Exercise prompt:
Take the line containing "Extract all readable text from this page." and all lines after it to the end of the records, and output them exactly.
··········
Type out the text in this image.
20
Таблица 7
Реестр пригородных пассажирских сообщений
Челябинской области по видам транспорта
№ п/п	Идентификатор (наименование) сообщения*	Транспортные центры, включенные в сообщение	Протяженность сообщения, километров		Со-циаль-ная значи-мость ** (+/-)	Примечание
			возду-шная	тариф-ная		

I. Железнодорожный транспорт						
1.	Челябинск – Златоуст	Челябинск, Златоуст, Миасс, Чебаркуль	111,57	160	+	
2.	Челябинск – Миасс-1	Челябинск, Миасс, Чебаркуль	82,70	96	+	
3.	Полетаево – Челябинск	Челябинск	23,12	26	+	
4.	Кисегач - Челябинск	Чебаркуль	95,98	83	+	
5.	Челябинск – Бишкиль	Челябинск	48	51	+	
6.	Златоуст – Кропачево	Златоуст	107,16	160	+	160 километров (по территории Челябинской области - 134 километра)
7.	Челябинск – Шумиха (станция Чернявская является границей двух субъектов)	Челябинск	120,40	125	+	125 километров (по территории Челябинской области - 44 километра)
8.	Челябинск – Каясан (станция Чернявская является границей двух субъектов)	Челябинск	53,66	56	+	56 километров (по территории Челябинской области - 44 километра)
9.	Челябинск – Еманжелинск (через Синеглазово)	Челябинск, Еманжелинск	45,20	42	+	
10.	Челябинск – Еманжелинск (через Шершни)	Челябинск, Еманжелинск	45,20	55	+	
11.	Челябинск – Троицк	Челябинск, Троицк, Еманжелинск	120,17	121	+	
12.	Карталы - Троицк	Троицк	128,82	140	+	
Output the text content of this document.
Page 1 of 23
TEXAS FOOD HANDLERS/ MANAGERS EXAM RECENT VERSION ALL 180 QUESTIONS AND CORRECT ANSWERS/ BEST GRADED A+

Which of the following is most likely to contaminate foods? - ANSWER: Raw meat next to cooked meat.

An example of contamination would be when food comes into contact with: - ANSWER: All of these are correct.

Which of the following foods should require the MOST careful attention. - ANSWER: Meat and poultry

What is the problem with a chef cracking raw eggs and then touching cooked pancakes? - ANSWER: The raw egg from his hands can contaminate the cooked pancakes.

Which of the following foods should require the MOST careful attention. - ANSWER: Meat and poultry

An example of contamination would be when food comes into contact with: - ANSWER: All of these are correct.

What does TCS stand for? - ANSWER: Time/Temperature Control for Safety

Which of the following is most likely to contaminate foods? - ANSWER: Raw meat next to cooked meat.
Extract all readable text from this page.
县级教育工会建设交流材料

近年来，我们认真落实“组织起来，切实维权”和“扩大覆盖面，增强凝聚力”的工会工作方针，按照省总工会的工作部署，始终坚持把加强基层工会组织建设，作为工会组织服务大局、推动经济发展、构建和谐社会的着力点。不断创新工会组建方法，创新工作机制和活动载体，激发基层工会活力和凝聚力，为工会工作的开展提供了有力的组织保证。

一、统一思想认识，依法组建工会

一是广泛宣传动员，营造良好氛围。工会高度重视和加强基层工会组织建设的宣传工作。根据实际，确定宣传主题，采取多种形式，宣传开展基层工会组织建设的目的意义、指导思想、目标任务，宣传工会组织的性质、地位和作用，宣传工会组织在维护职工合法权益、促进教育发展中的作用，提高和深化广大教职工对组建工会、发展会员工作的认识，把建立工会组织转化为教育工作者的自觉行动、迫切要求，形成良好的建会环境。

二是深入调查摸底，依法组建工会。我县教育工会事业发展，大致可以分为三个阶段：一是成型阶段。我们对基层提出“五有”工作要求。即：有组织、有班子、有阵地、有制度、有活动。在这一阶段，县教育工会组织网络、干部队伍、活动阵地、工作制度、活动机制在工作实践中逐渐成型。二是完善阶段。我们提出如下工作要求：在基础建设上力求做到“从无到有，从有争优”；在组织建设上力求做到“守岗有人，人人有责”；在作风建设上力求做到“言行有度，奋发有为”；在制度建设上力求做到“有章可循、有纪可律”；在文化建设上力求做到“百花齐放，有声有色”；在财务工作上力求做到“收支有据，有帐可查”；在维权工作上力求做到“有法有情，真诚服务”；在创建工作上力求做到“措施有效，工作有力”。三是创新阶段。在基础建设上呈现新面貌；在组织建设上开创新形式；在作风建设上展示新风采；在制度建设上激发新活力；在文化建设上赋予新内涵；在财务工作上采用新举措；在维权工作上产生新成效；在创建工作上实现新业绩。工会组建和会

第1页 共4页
··········
Expected output:
Extract all readable text from this page.
县级教育工会建设交流材料

近年来，我们认真落实“组织起来，切实维权”和“扩大覆盖面，增强凝聚力”的工会工作方针，按照省总工会的工作部署，始终坚持把加强基层工会组织建设，作为工会组织服务大局、推动经济发展、构建和谐社会的着力点。不断创新工会组建方法，创新工作机制和活动载体，激发基层工会活力和凝聚力，为工会工作的开展提供了有力的组织保证。

一、统一思想认识，依法组建工会

一是广泛宣传动员，营造良好氛围。工会高度重视和加强基层工会组织建设的宣传工作。根据实际，确定宣传主题，采取多种形式，宣传开展基层工会组织建设的目的意义、指导思想、目标任务，宣传工会组织的性质、地位和作用，宣传工会组织在维护职工合法权益、促进教育发展中的作用，提高和深化广大教职工对组建工会、发展会员工作的认识，把建立工会组织转化为教育工作者的自觉行动、迫切要求，形成良好的建会环境。

二是深入调查摸底，依法组建工会。我县教育工会事业发展，大致可以分为三个阶段：一是成型阶段。我们对基层提出“五有”工作要求。即：有组织、有班子、有阵地、有制度、有活动。在这一阶段，县教育工会组织网络、干部队伍、活动阵地、工作制度、活动机制在工作实践中逐渐成型。二是完善阶段。我们提出如下工作要求：在基础建设上力求做到“从无到有，从有争优”；在组织建设上力求做到“守岗有人，人人有责”；在作风建设上力求做到“言行有度，奋发有为”；在制度建设上力求做到“有章可循、有纪可律”；在文化建设上力求做到“百花齐放，有声有色”；在财务工作上力求做到“收支有据，有帐可查”；在维权工作上力求做到“有法有情，真诚服务”；在创建工作上力求做到“措施有效，工作有力”。三是创新阶段。在基础建设上呈现新面貌；在组织建设上开创新形式；在作风建设上展示新风采；在制度建设上激发新活力；在文化建设上赋予新内涵；在财务工作上采用新举措；在维权工作上产生新成效；在创建工作上实现新业绩。工会组建和会

第1页 共4页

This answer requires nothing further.